▸ WRITTEN EXERCISE
Your job is to retype all of the data word for word, leaving every image out.
##### INPUT MATERIAL
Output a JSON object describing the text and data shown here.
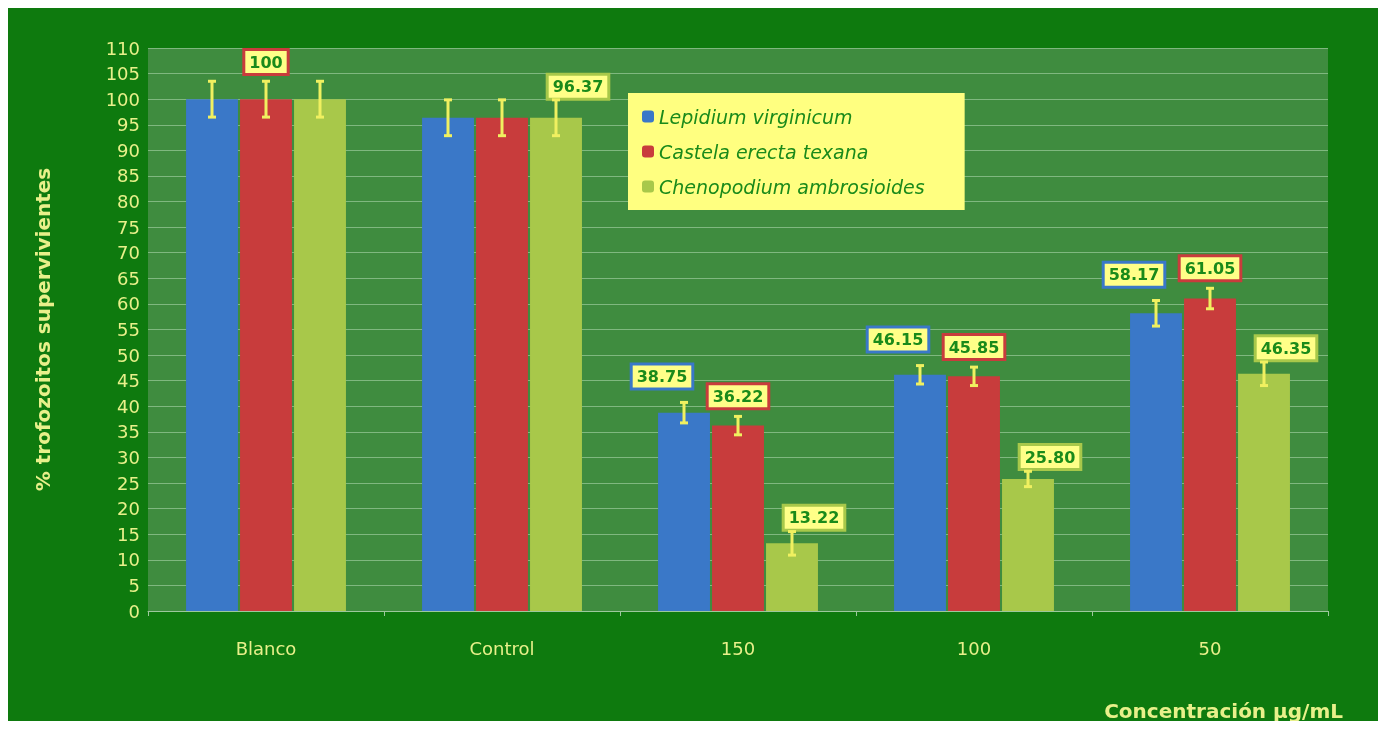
{
  "chart_data": {
    "type": "bar",
    "xlabel": "Concentración µg/mL",
    "ylabel": "% trofozoitos supervivientes",
    "categories": [
      "Blanco",
      "Control",
      "150",
      "100",
      "50"
    ],
    "series": [
      {
        "name": "Lepidium virginicum",
        "color": "#3a78c8",
        "values": [
          100,
          96.37,
          38.75,
          46.15,
          58.17
        ],
        "errors": [
          3.5,
          3.5,
          2,
          1.8,
          2.5
        ],
        "value_labels": [
          null,
          null,
          "38.75",
          "46.15",
          "58.17"
        ]
      },
      {
        "name": "Castela erecta texana",
        "color": "#c83c3c",
        "values": [
          100,
          96.37,
          36.22,
          45.85,
          61.05
        ],
        "errors": [
          3.5,
          3.5,
          1.8,
          1.8,
          2
        ],
        "value_labels": [
          "100",
          null,
          "36.22",
          "45.85",
          "61.05"
        ]
      },
      {
        "name": "Chenopodium ambrosioides",
        "color": "#a8c84a",
        "values": [
          100,
          96.37,
          13.22,
          25.8,
          46.35
        ],
        "errors": [
          3.5,
          3.5,
          2.3,
          1.5,
          2.3
        ],
        "value_labels": [
          null,
          "96.37",
          "13.22",
          "25.80",
          "46.35"
        ]
      }
    ],
    "ylim": [
      0,
      110
    ],
    "yticks": [
      0,
      5,
      10,
      15,
      20,
      25,
      30,
      35,
      40,
      45,
      50,
      55,
      60,
      65,
      70,
      75,
      80,
      85,
      90,
      95,
      100,
      105,
      110
    ],
    "grid": "y",
    "legend": "top"
  }
}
##########
▸ TASK RESPONSE
Output a JSON object describing the text and data shown here.
{
  "chart_data": {
    "type": "bar",
    "xlabel": "Concentración µg/mL",
    "ylabel": "% trofozoitos supervivientes",
    "categories": [
      "Blanco",
      "Control",
      "150",
      "100",
      "50"
    ],
    "series": [
      {
        "name": "Lepidium virginicum",
        "color": "#3a78c8",
        "values": [
          100,
          96.37,
          38.75,
          46.15,
          58.17
        ],
        "errors": [
          3.5,
          3.5,
          2,
          1.8,
          2.5
        ],
        "value_labels": [
          null,
          null,
          "38.75",
          "46.15",
          "58.17"
        ]
      },
      {
        "name": "Castela erecta texana",
        "color": "#c83c3c",
        "values": [
          100,
          96.37,
          36.22,
          45.85,
          61.05
        ],
        "errors": [
          3.5,
          3.5,
          1.8,
          1.8,
          2
        ],
        "value_labels": [
          "100",
          null,
          "36.22",
          "45.85",
          "61.05"
        ]
      },
      {
        "name": "Chenopodium ambrosioides",
        "color": "#a8c84a",
        "values": [
          100,
          96.37,
          13.22,
          25.8,
          46.35
        ],
        "errors": [
          3.5,
          3.5,
          2.3,
          1.5,
          2.3
        ],
        "value_labels": [
          null,
          "96.37",
          "13.22",
          "25.80",
          "46.35"
        ]
      }
    ],
    "ylim": [
      0,
      110
    ],
    "yticks": [
      0,
      5,
      10,
      15,
      20,
      25,
      30,
      35,
      40,
      45,
      50,
      55,
      60,
      65,
      70,
      75,
      80,
      85,
      90,
      95,
      100,
      105,
      110
    ],
    "grid": "y",
    "legend": "top"
  }
}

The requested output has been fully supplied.